Stored data:
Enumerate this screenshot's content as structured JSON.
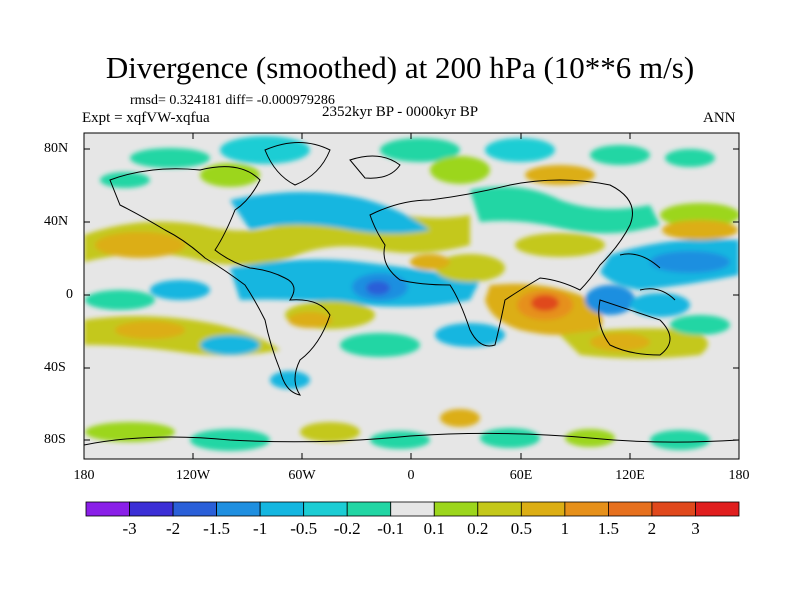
{
  "title": "Divergence (smoothed) at 200 hPa (10**6 m/s)",
  "stats": "rmsd= 0.324181 diff= -0.000979286",
  "experiment": "Expt = xqfVW-xqfua",
  "period": "2352kyr BP - 0000kyr BP",
  "season": "ANN",
  "y_axis_labels": [
    "80N",
    "40N",
    "0",
    "40S",
    "80S"
  ],
  "x_axis_labels": [
    "180",
    "120W",
    "60W",
    "0",
    "60E",
    "120E",
    "180"
  ],
  "colorbar": {
    "labels": [
      "-3",
      "-2",
      "-1.5",
      "-1",
      "-0.5",
      "-0.2",
      "-0.1",
      "0.1",
      "0.2",
      "0.5",
      "1",
      "1.5",
      "2",
      "3"
    ],
    "colors": [
      "#8a1fe8",
      "#3c2fd6",
      "#2a5fd8",
      "#1f8fe0",
      "#14b6e0",
      "#1ccdd4",
      "#22d6a4",
      "#e6e6e6",
      "#9cd61c",
      "#c4c81a",
      "#dcae14",
      "#e6901a",
      "#e6701e",
      "#e0481c",
      "#e01e1e"
    ]
  }
}
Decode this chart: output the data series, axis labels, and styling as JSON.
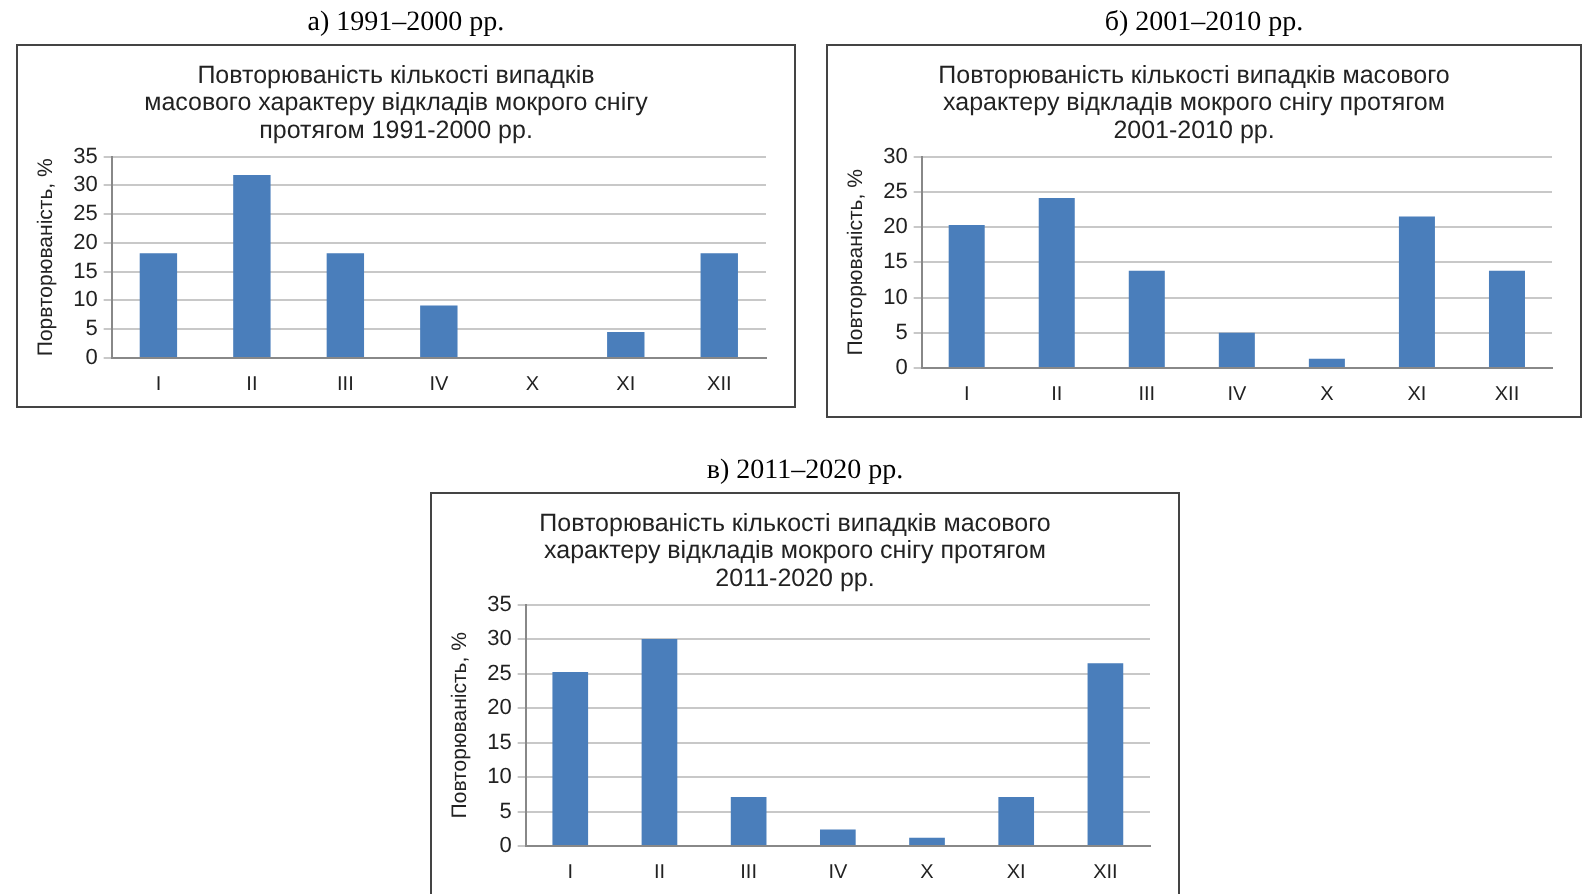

What to produce: Check each line of the listing above for the string "this", then report only how many lines have it.

Exercise output: 2